╭─ Dataset records

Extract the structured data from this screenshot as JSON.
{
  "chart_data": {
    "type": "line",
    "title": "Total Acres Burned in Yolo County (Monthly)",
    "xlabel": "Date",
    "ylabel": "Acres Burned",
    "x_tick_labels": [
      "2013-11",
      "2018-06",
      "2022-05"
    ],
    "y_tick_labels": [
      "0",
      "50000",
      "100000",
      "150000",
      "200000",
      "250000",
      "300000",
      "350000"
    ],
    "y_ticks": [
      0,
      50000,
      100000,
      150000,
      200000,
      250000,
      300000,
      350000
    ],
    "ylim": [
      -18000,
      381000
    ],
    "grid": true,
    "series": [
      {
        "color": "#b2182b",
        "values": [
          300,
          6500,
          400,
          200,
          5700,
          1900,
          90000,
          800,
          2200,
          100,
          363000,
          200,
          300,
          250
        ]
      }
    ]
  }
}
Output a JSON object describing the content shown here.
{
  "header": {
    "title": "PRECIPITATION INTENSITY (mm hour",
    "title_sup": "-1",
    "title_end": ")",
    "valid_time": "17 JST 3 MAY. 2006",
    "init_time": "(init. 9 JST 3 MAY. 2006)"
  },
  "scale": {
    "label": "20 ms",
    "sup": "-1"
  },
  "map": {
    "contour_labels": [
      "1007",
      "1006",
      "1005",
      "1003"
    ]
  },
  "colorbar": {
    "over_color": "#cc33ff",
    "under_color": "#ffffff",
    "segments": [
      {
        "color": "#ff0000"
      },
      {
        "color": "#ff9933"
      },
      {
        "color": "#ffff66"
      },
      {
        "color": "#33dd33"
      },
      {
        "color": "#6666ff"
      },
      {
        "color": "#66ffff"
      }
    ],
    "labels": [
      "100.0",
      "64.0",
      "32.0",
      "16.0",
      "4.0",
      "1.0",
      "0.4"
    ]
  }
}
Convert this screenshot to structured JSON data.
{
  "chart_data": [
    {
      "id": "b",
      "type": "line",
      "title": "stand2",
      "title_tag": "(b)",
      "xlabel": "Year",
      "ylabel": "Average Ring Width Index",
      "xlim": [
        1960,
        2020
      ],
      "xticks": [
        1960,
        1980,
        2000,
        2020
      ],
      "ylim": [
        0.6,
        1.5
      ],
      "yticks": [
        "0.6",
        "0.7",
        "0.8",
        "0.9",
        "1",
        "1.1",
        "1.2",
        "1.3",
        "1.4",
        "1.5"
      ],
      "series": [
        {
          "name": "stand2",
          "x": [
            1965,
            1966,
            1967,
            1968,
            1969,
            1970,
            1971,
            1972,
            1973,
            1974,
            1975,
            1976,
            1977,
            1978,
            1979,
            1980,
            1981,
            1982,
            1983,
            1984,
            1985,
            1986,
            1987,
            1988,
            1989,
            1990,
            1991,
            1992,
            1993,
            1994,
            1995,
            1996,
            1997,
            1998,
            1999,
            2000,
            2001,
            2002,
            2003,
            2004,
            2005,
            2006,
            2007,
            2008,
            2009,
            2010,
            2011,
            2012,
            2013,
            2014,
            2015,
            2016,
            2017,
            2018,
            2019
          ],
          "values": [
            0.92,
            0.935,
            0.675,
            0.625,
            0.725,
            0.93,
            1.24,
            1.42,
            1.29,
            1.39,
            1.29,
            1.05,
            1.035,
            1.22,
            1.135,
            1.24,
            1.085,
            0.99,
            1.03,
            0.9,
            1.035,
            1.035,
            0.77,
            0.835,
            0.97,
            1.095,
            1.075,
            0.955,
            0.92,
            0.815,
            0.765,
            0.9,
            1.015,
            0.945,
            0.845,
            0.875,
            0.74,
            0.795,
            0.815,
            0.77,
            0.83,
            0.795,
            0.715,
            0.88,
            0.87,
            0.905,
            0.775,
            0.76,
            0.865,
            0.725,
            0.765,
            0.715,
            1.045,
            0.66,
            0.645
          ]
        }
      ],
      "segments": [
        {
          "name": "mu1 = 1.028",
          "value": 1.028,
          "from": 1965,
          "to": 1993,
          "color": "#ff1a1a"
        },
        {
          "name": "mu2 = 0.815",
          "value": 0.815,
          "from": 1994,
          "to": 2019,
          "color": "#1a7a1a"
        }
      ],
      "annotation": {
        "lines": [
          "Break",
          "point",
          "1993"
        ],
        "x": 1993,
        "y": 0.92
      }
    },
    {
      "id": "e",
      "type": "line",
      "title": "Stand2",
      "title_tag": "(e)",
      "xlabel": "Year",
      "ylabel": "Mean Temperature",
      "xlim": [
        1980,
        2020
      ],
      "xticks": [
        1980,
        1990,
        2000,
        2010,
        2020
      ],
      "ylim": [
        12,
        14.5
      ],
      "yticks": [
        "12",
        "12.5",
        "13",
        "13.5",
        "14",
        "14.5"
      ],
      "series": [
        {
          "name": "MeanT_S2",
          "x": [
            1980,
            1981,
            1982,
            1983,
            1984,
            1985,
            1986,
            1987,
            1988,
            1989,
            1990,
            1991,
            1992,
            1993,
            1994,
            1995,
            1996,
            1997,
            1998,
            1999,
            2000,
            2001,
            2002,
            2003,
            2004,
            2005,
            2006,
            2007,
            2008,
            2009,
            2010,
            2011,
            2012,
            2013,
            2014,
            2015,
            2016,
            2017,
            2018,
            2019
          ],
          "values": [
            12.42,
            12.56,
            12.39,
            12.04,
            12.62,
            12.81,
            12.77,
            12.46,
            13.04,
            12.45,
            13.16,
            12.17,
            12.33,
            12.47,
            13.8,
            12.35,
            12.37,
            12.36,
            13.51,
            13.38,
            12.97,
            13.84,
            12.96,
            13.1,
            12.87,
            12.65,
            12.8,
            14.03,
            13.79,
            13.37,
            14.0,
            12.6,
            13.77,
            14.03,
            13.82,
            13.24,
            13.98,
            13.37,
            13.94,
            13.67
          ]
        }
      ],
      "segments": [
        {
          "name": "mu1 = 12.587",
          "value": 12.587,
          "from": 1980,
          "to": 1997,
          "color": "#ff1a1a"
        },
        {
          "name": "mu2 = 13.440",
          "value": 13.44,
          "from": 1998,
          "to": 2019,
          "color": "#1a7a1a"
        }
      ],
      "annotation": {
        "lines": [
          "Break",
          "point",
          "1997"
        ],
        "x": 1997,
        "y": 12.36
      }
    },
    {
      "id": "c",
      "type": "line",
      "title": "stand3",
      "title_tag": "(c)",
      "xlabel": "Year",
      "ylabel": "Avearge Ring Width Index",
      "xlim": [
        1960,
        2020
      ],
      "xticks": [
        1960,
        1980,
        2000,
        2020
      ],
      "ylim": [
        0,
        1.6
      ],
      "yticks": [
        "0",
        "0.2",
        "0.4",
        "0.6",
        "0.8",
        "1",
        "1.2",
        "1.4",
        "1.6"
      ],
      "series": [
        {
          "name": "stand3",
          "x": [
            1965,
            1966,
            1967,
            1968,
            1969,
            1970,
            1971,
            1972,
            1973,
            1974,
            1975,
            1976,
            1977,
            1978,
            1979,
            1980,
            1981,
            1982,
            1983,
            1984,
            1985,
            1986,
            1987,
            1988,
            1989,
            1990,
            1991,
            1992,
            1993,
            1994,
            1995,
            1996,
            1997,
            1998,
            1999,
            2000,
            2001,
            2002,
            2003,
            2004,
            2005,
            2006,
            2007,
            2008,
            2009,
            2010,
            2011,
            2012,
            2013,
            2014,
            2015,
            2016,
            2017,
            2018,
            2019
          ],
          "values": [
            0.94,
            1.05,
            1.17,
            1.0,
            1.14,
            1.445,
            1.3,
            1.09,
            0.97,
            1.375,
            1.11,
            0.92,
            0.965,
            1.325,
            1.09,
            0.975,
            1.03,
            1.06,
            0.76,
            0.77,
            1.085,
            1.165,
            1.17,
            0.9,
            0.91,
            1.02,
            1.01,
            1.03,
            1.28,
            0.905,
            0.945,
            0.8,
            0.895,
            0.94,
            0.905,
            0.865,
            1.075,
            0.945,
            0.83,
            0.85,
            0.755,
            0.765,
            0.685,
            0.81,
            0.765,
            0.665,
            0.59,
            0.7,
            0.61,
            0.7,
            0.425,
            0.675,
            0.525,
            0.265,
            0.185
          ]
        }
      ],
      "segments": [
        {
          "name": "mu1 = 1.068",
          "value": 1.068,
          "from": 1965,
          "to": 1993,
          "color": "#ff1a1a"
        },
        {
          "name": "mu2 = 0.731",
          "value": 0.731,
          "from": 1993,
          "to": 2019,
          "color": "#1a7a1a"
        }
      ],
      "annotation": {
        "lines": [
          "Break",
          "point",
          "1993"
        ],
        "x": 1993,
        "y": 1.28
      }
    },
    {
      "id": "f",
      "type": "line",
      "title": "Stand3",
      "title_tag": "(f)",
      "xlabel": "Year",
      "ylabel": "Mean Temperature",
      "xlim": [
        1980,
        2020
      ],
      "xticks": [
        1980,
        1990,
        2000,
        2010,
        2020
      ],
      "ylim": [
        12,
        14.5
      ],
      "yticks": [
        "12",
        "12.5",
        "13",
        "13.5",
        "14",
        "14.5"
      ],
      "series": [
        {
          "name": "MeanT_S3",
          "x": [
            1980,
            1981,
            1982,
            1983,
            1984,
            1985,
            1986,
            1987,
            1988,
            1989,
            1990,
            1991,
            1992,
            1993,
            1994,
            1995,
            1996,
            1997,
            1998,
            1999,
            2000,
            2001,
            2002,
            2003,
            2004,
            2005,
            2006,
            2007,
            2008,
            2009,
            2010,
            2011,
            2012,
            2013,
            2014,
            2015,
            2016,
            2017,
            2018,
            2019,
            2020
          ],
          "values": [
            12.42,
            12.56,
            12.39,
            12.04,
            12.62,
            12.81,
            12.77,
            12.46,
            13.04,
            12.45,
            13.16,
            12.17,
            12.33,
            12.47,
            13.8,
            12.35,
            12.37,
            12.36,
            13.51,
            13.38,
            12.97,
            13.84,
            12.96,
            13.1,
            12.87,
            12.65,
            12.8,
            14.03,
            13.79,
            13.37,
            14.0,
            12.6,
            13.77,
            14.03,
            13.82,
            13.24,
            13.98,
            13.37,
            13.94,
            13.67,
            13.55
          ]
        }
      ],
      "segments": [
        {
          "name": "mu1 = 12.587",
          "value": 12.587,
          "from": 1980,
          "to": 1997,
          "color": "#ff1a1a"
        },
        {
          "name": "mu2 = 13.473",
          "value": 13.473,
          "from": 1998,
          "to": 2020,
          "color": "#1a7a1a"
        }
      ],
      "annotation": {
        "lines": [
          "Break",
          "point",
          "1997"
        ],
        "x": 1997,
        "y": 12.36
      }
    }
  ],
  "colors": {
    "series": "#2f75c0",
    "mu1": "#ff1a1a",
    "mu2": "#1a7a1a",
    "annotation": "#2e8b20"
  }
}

╰─

→ **Instructions for the task**
From the data, list each line in which the string "Burned" appears.

→ **Worked answer**
    "title": "Total Acres Burned in Yolo County (Monthly)",
    "ylabel": "Acres Burned",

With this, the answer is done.